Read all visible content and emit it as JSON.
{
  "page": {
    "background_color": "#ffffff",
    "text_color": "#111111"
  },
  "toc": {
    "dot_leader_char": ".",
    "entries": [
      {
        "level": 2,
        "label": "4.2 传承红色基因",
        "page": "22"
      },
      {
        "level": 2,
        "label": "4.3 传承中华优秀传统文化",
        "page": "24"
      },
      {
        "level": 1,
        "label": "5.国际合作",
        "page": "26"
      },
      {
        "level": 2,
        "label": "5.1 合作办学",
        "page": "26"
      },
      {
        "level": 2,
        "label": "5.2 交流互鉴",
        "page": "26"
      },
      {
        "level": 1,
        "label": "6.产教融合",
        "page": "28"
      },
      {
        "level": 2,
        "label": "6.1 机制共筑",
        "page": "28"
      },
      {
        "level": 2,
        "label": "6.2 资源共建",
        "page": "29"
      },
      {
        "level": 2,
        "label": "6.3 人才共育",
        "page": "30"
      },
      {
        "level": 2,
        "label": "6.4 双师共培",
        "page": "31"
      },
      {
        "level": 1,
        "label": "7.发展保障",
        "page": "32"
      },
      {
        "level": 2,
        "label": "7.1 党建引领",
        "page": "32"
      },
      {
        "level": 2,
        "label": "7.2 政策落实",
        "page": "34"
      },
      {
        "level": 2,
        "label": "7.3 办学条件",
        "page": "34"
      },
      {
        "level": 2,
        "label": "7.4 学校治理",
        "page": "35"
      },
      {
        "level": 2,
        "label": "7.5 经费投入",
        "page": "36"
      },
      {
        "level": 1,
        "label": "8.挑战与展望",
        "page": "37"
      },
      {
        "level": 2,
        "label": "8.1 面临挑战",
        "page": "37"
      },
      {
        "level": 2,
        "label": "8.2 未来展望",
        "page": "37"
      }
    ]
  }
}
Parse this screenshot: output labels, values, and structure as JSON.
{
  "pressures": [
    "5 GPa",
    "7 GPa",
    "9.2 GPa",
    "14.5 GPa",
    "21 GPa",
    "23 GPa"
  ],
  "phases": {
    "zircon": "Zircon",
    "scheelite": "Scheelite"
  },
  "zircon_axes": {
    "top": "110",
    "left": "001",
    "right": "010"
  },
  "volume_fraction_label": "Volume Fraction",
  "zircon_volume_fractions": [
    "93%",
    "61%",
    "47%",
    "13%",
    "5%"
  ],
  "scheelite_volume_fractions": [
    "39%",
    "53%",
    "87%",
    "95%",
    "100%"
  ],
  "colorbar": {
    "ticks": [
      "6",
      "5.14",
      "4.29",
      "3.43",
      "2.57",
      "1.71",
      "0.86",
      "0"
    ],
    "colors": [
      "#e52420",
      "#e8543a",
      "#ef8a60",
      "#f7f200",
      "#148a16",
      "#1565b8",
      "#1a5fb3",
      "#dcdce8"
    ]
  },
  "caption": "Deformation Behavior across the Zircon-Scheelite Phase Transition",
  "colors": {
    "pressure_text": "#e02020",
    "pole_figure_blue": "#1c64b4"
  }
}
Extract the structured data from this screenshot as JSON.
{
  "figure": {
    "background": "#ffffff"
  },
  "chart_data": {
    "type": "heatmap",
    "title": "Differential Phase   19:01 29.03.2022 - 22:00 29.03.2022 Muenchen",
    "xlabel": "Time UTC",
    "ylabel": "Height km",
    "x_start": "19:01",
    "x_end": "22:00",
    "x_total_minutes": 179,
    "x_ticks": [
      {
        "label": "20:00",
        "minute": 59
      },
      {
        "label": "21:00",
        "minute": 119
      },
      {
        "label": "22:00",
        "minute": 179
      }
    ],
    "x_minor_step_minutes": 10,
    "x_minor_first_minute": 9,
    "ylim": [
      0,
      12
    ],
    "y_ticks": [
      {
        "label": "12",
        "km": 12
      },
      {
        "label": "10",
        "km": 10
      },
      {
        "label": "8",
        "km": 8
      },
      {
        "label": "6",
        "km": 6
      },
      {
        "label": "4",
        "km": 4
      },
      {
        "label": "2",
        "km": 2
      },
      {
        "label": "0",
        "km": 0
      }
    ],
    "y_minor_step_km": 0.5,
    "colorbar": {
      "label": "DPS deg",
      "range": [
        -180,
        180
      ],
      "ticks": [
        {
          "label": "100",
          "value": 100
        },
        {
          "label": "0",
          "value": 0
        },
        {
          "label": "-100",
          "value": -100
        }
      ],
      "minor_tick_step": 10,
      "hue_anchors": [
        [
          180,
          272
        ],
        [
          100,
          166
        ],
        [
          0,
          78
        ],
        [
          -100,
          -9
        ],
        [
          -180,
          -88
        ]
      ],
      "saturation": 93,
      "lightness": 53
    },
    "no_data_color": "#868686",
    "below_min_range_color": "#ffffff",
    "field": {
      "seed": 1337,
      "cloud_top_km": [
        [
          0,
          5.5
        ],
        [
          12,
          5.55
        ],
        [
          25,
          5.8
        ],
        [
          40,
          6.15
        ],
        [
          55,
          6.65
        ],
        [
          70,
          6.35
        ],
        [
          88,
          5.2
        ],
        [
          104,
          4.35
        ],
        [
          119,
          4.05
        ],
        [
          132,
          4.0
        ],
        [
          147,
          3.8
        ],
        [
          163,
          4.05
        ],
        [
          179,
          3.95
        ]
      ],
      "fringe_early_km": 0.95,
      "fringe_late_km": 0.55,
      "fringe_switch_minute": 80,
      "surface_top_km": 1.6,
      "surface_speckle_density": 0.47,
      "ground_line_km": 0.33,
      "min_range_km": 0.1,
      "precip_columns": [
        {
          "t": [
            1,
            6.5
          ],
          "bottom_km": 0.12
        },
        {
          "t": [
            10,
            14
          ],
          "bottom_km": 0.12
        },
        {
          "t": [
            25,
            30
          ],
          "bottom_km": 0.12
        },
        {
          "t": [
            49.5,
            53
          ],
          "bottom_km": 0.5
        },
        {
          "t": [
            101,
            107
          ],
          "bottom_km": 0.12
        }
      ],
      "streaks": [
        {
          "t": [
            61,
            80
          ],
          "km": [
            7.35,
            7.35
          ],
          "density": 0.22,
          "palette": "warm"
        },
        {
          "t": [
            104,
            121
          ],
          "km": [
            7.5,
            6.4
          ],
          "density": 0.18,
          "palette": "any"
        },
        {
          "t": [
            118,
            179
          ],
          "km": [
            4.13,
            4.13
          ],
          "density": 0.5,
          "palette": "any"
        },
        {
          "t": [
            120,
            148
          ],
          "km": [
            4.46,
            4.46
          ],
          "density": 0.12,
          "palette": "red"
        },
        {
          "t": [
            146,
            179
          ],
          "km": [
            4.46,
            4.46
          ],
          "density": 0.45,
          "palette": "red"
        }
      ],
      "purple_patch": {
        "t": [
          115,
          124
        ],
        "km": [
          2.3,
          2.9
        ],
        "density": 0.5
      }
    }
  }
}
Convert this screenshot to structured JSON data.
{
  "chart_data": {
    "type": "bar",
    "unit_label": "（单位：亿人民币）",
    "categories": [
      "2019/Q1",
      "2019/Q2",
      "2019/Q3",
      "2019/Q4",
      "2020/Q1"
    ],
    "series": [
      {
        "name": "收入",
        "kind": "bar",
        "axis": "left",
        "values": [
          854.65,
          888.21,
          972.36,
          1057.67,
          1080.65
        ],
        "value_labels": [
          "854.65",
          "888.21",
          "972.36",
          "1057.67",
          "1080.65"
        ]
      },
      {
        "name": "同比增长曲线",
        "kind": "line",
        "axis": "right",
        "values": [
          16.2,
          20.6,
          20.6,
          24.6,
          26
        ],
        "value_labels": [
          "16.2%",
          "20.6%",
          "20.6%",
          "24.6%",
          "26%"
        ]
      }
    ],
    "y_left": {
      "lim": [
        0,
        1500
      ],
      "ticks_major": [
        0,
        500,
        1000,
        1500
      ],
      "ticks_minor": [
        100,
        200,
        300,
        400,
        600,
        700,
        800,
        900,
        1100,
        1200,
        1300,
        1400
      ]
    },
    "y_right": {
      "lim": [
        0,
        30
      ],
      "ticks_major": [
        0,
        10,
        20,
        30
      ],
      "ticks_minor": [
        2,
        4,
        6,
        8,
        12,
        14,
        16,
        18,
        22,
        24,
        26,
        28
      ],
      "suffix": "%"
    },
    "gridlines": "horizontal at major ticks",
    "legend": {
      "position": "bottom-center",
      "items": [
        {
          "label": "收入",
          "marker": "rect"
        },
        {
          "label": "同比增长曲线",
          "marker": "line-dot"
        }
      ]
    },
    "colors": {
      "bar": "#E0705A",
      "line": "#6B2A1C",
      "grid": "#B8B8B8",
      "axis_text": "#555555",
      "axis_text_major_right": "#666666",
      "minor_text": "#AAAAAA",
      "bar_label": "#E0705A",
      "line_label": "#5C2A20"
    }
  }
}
════════
Requirement: From the data above, gather every line that includes the word "JSON".

Response to the exercise:
Read all visible content and emit it as JSON.
Parse this screenshot: output labels, values, and structure as JSON.
Extract the structured data from this screenshot as JSON.
Convert this screenshot to structured JSON data.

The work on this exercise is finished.